◆ **What the task asks**
All of the lines below are to be printed again exactly; images are excluded from the output.

◆ **Records for processing**

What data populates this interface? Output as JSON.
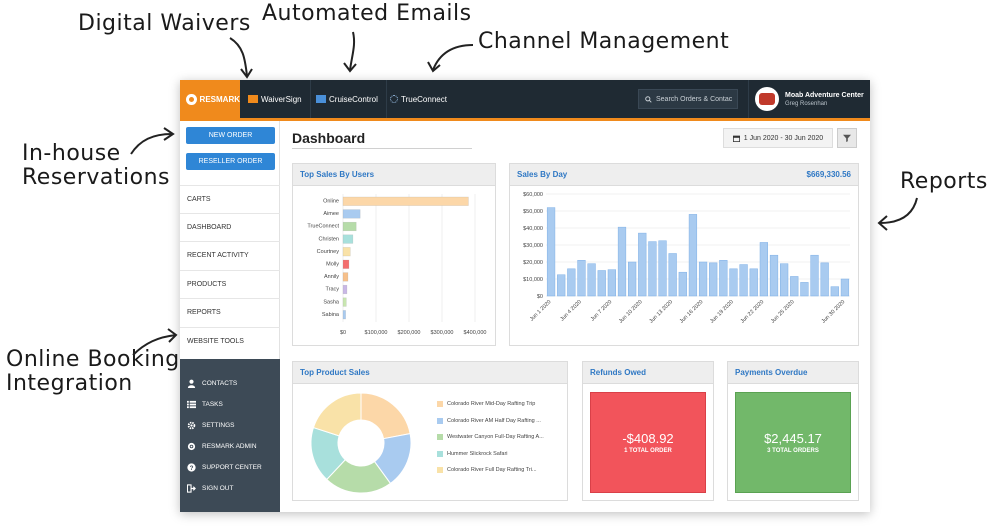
{
  "callouts": {
    "waivers": "Digital Waivers",
    "emails": "Automated Emails",
    "channel": "Channel Management",
    "inhouse": "In-house\nReservations",
    "reports": "Reports",
    "online": "Online Booking\nIntegration"
  },
  "topbar": {
    "brand": "RESMARK",
    "nav": [
      "WaiverSign",
      "CruiseControl",
      "TrueConnect"
    ],
    "search_placeholder": "Search Orders & Contac",
    "account_name": "Moab Adventure Center",
    "account_user": "Greg Rosenhan"
  },
  "sidebar": {
    "new_order": "NEW ORDER",
    "reseller_order": "RESELLER ORDER",
    "links": [
      "CARTS",
      "DASHBOARD",
      "RECENT ACTIVITY",
      "PRODUCTS",
      "REPORTS",
      "WEBSITE TOOLS"
    ],
    "dark_links": [
      {
        "label": "CONTACTS",
        "icon": "contacts-icon"
      },
      {
        "label": "TASKS",
        "icon": "tasks-icon"
      },
      {
        "label": "SETTINGS",
        "icon": "gear-icon"
      },
      {
        "label": "RESMARK ADMIN",
        "icon": "admin-icon"
      },
      {
        "label": "SUPPORT CENTER",
        "icon": "help-icon"
      },
      {
        "label": "SIGN OUT",
        "icon": "signout-icon"
      }
    ]
  },
  "main": {
    "title": "Dashboard",
    "date_range": "1 Jun 2020 - 30 Jun 2020"
  },
  "panels": {
    "top_sales_users": "Top Sales By Users",
    "sales_by_day": "Sales By Day",
    "sales_by_day_total": "$669,330.56",
    "top_product_sales": "Top Product Sales",
    "refunds_owed": "Refunds Owed",
    "refunds_value": "-$408.92",
    "refunds_sub": "1 TOTAL ORDER",
    "payments_overdue": "Payments Overdue",
    "payments_value": "$2,445.17",
    "payments_sub": "3 TOTAL ORDERS"
  },
  "colors": {
    "orange": "#f08a1c",
    "blue": "#2f86d6",
    "refund_red": "#f2545b",
    "overdue_green": "#72b86a",
    "bar_blue": "#a9cbf0"
  },
  "chart_data": [
    {
      "type": "bar",
      "orientation": "horizontal",
      "title": "Top Sales By Users",
      "categories": [
        "Online",
        "Aimee",
        "TrueConnect",
        "Christen",
        "Courtney",
        "Molly",
        "Annily",
        "Tracy",
        "Sasha",
        "Sabina"
      ],
      "values": [
        380000,
        52000,
        40000,
        30000,
        22000,
        18000,
        15000,
        12000,
        10000,
        8000
      ],
      "colors": [
        "#fcd7a8",
        "#a9cbf0",
        "#b6dca9",
        "#a8e0dc",
        "#f9e2a8",
        "#f46f6f",
        "#f7c08a",
        "#c9b8e6",
        "#c8e6b0",
        "#a9cbf0"
      ],
      "xticks": [
        "$0",
        "$100,000",
        "$200,000",
        "$300,000",
        "$400,000"
      ],
      "xlim": [
        0,
        400000
      ],
      "grid": true
    },
    {
      "type": "bar",
      "title": "Sales By Day",
      "categories": [
        "1",
        "2",
        "3",
        "4",
        "5",
        "6",
        "7",
        "8",
        "9",
        "10",
        "11",
        "12",
        "13",
        "14",
        "15",
        "16",
        "17",
        "18",
        "19",
        "20",
        "21",
        "22",
        "23",
        "24",
        "25",
        "26",
        "27",
        "28",
        "29",
        "30"
      ],
      "values": [
        52000,
        12500,
        16000,
        21000,
        19000,
        15000,
        15500,
        40500,
        20000,
        37000,
        32000,
        32500,
        25000,
        14000,
        48000,
        20000,
        19500,
        21000,
        16000,
        18500,
        16000,
        31500,
        24000,
        19000,
        11500,
        8000,
        24000,
        19500,
        5500,
        10000
      ],
      "xticks": [
        "Jun 1 2020",
        "Jun 4 2020",
        "Jun 7 2020",
        "Jun 10 2020",
        "Jun 13 2020",
        "Jun 16 2020",
        "Jun 19 2020",
        "Jun 22 2020",
        "Jun 25 2020",
        "Jun 30 2020"
      ],
      "yticks": [
        "$0",
        "$10,000",
        "$20,000",
        "$30,000",
        "$40,000",
        "$50,000",
        "$60,000"
      ],
      "ylim": [
        0,
        60000
      ],
      "grid": true
    },
    {
      "type": "pie",
      "title": "Top Product Sales",
      "donut": true,
      "labels": [
        "Colorado River Mid-Day Rafting Trip",
        "Colorado River AM Half Day Rafting ...",
        "Westwater Canyon Full-Day Rafting A...",
        "Hummer Slickrock Safari",
        "Colorado River Full Day Rafting Tri..."
      ],
      "values": [
        22,
        18,
        22,
        18,
        20
      ],
      "colors": [
        "#fcd7a8",
        "#a9cbf0",
        "#b6dca9",
        "#a8e0dc",
        "#f9e2a8"
      ]
    }
  ]
}
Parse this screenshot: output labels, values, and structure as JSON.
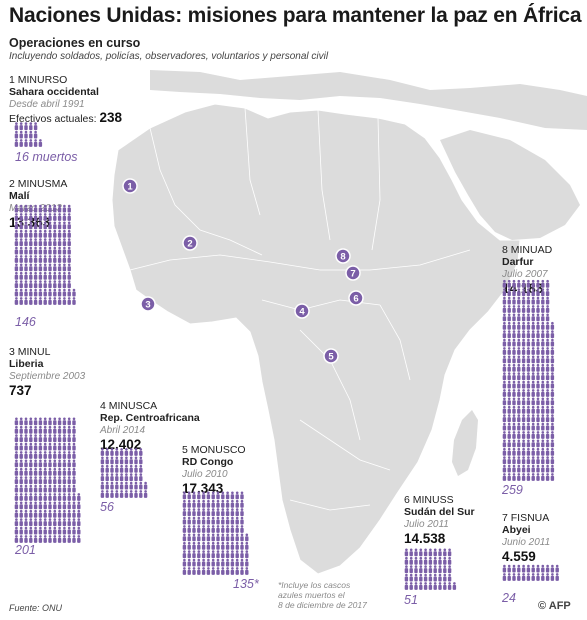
{
  "title": "Naciones Unidas: misiones para mantener la paz en África",
  "subtitle": "Operaciones en curso",
  "subnote": "Incluyendo soldados, policías, observadores, voluntarios y personal civil",
  "source": "Fuente: ONU",
  "credit": "© AFP",
  "footnote": [
    "*Incluye los cascos",
    "azules muertos el",
    "8 de diciembre de 2017"
  ],
  "colors": {
    "accent": "#7b5ea7",
    "map": "#dcdcdc",
    "marker_bg": "#7b5ea7"
  },
  "labels": {
    "current_staff": "Efectivos actuales:"
  },
  "chart_data": {
    "type": "pictogram-map",
    "title": "Naciones Unidas: misiones para mantener la paz en África",
    "series": [
      {
        "num": "1",
        "mission": "MINURSO",
        "place": "Sahara occidental",
        "since": "Desde abril 1991",
        "staff": "238",
        "deaths": "16 muertos"
      },
      {
        "num": "2",
        "mission": "MINUSMA",
        "place": "Malí",
        "since": "Marzo 2013",
        "staff": "13.363",
        "deaths": "146"
      },
      {
        "num": "3",
        "mission": "MINUL",
        "place": "Liberia",
        "since": "Septiembre 2003",
        "staff": "737",
        "deaths": "201"
      },
      {
        "num": "4",
        "mission": "MINUSCA",
        "place": "Rep. Centroafricana",
        "since": "Abril 2014",
        "staff": "12.402",
        "deaths": "56"
      },
      {
        "num": "5",
        "mission": "MONUSCO",
        "place": "RD Congo",
        "since": "Julio 2010",
        "staff": "17.343",
        "deaths": "135*"
      },
      {
        "num": "6",
        "mission": "MINUSS",
        "place": "Sudán del Sur",
        "since": "Julio 2011",
        "staff": "14.538",
        "deaths": "51"
      },
      {
        "num": "7",
        "mission": "FISNUA",
        "place": "Abyei",
        "since": "Junio 2011",
        "staff": "4.559",
        "deaths": "24"
      },
      {
        "num": "8",
        "mission": "MINUAD",
        "place": "Darfur",
        "since": "Julio 2007",
        "staff": "14.183",
        "deaths": "259"
      }
    ],
    "deaths_values": [
      16,
      146,
      201,
      56,
      135,
      51,
      24,
      259
    ]
  }
}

◆ **Problem solution**
What data populates this interface? Output as JSON.
{
  "callouts": {
    "waivers": "Digital Waivers",
    "emails": "Automated Emails",
    "channel": "Channel Management",
    "inhouse": "In-house\nReservations",
    "reports": "Reports",
    "online": "Online Booking\nIntegration"
  },
  "topbar": {
    "brand": "RESMARK",
    "nav": [
      "WaiverSign",
      "CruiseControl",
      "TrueConnect"
    ],
    "search_placeholder": "Search Orders & Contac",
    "account_name": "Moab Adventure Center",
    "account_user": "Greg Rosenhan"
  },
  "sidebar": {
    "new_order": "NEW ORDER",
    "reseller_order": "RESELLER ORDER",
    "links": [
      "CARTS",
      "DASHBOARD",
      "RECENT ACTIVITY",
      "PRODUCTS",
      "REPORTS",
      "WEBSITE TOOLS"
    ],
    "dark_links": [
      {
        "label": "CONTACTS",
        "icon": "contacts-icon"
      },
      {
        "label": "TASKS",
        "icon": "tasks-icon"
      },
      {
        "label": "SETTINGS",
        "icon": "gear-icon"
      },
      {
        "label": "RESMARK ADMIN",
        "icon": "admin-icon"
      },
      {
        "label": "SUPPORT CENTER",
        "icon": "help-icon"
      },
      {
        "label": "SIGN OUT",
        "icon": "signout-icon"
      }
    ]
  },
  "main": {
    "title": "Dashboard",
    "date_range": "1 Jun 2020 - 30 Jun 2020"
  },
  "panels": {
    "top_sales_users": "Top Sales By Users",
    "sales_by_day": "Sales By Day",
    "sales_by_day_total": "$669,330.56",
    "top_product_sales": "Top Product Sales",
    "refunds_owed": "Refunds Owed",
    "refunds_value": "-$408.92",
    "refunds_sub": "1 TOTAL ORDER",
    "payments_overdue": "Payments Overdue",
    "payments_value": "$2,445.17",
    "payments_sub": "3 TOTAL ORDERS"
  },
  "colors": {
    "orange": "#f08a1c",
    "blue": "#2f86d6",
    "refund_red": "#f2545b",
    "overdue_green": "#72b86a",
    "bar_blue": "#a9cbf0"
  },
  "chart_data": [
    {
      "type": "bar",
      "orientation": "horizontal",
      "title": "Top Sales By Users",
      "categories": [
        "Online",
        "Aimee",
        "TrueConnect",
        "Christen",
        "Courtney",
        "Molly",
        "Annily",
        "Tracy",
        "Sasha",
        "Sabina"
      ],
      "values": [
        380000,
        52000,
        40000,
        30000,
        22000,
        18000,
        15000,
        12000,
        10000,
        8000
      ],
      "colors": [
        "#fcd7a8",
        "#a9cbf0",
        "#b6dca9",
        "#a8e0dc",
        "#f9e2a8",
        "#f46f6f",
        "#f7c08a",
        "#c9b8e6",
        "#c8e6b0",
        "#a9cbf0"
      ],
      "xticks": [
        "$0",
        "$100,000",
        "$200,000",
        "$300,000",
        "$400,000"
      ],
      "xlim": [
        0,
        400000
      ],
      "grid": true
    },
    {
      "type": "bar",
      "title": "Sales By Day",
      "categories": [
        "1",
        "2",
        "3",
        "4",
        "5",
        "6",
        "7",
        "8",
        "9",
        "10",
        "11",
        "12",
        "13",
        "14",
        "15",
        "16",
        "17",
        "18",
        "19",
        "20",
        "21",
        "22",
        "23",
        "24",
        "25",
        "26",
        "27",
        "28",
        "29",
        "30"
      ],
      "values": [
        52000,
        12500,
        16000,
        21000,
        19000,
        15000,
        15500,
        40500,
        20000,
        37000,
        32000,
        32500,
        25000,
        14000,
        48000,
        20000,
        19500,
        21000,
        16000,
        18500,
        16000,
        31500,
        24000,
        19000,
        11500,
        8000,
        24000,
        19500,
        5500,
        10000
      ],
      "xticks": [
        "Jun 1 2020",
        "Jun 4 2020",
        "Jun 7 2020",
        "Jun 10 2020",
        "Jun 13 2020",
        "Jun 16 2020",
        "Jun 19 2020",
        "Jun 22 2020",
        "Jun 25 2020",
        "Jun 30 2020"
      ],
      "yticks": [
        "$0",
        "$10,000",
        "$20,000",
        "$30,000",
        "$40,000",
        "$50,000",
        "$60,000"
      ],
      "ylim": [
        0,
        60000
      ],
      "grid": true
    },
    {
      "type": "pie",
      "title": "Top Product Sales",
      "donut": true,
      "labels": [
        "Colorado River Mid-Day Rafting Trip",
        "Colorado River AM Half Day Rafting ...",
        "Westwater Canyon Full-Day Rafting A...",
        "Hummer Slickrock Safari",
        "Colorado River Full Day Rafting Tri..."
      ],
      "values": [
        22,
        18,
        22,
        18,
        20
      ],
      "colors": [
        "#fcd7a8",
        "#a9cbf0",
        "#b6dca9",
        "#a8e0dc",
        "#f9e2a8"
      ]
    }
  ]
}
Parse this screenshot: output labels, values, and structure as JSON.
{
  "title": "Naciones Unidas: misiones para mantener la paz en África",
  "subtitle": "Operaciones en curso",
  "subnote": "Incluyendo soldados, policías, observadores, voluntarios y personal civil",
  "source": "Fuente: ONU",
  "credit": "© AFP",
  "footnote": [
    "*Incluye los cascos",
    "azules muertos el",
    "8 de diciembre de 2017"
  ],
  "colors": {
    "accent": "#7b5ea7",
    "map": "#dcdcdc",
    "marker_bg": "#7b5ea7"
  },
  "labels": {
    "current_staff": "Efectivos actuales:"
  },
  "chart_data": {
    "type": "pictogram-map",
    "title": "Naciones Unidas: misiones para mantener la paz en África",
    "series": [
      {
        "num": "1",
        "mission": "MINURSO",
        "place": "Sahara occidental",
        "since": "Desde abril 1991",
        "staff": "238",
        "deaths": "16 muertos"
      },
      {
        "num": "2",
        "mission": "MINUSMA",
        "place": "Malí",
        "since": "Marzo 2013",
        "staff": "13.363",
        "deaths": "146"
      },
      {
        "num": "3",
        "mission": "MINUL",
        "place": "Liberia",
        "since": "Septiembre 2003",
        "staff": "737",
        "deaths": "201"
      },
      {
        "num": "4",
        "mission": "MINUSCA",
        "place": "Rep. Centroafricana",
        "since": "Abril 2014",
        "staff": "12.402",
        "deaths": "56"
      },
      {
        "num": "5",
        "mission": "MONUSCO",
        "place": "RD Congo",
        "since": "Julio 2010",
        "staff": "17.343",
        "deaths": "135*"
      },
      {
        "num": "6",
        "mission": "MINUSS",
        "place": "Sudán del Sur",
        "since": "Julio 2011",
        "staff": "14.538",
        "deaths": "51"
      },
      {
        "num": "7",
        "mission": "FISNUA",
        "place": "Abyei",
        "since": "Junio 2011",
        "staff": "4.559",
        "deaths": "24"
      },
      {
        "num": "8",
        "mission": "MINUAD",
        "place": "Darfur",
        "since": "Julio 2007",
        "staff": "14.183",
        "deaths": "259"
      }
    ],
    "deaths_values": [
      16,
      146,
      201,
      56,
      135,
      51,
      24,
      259
    ]
  }
}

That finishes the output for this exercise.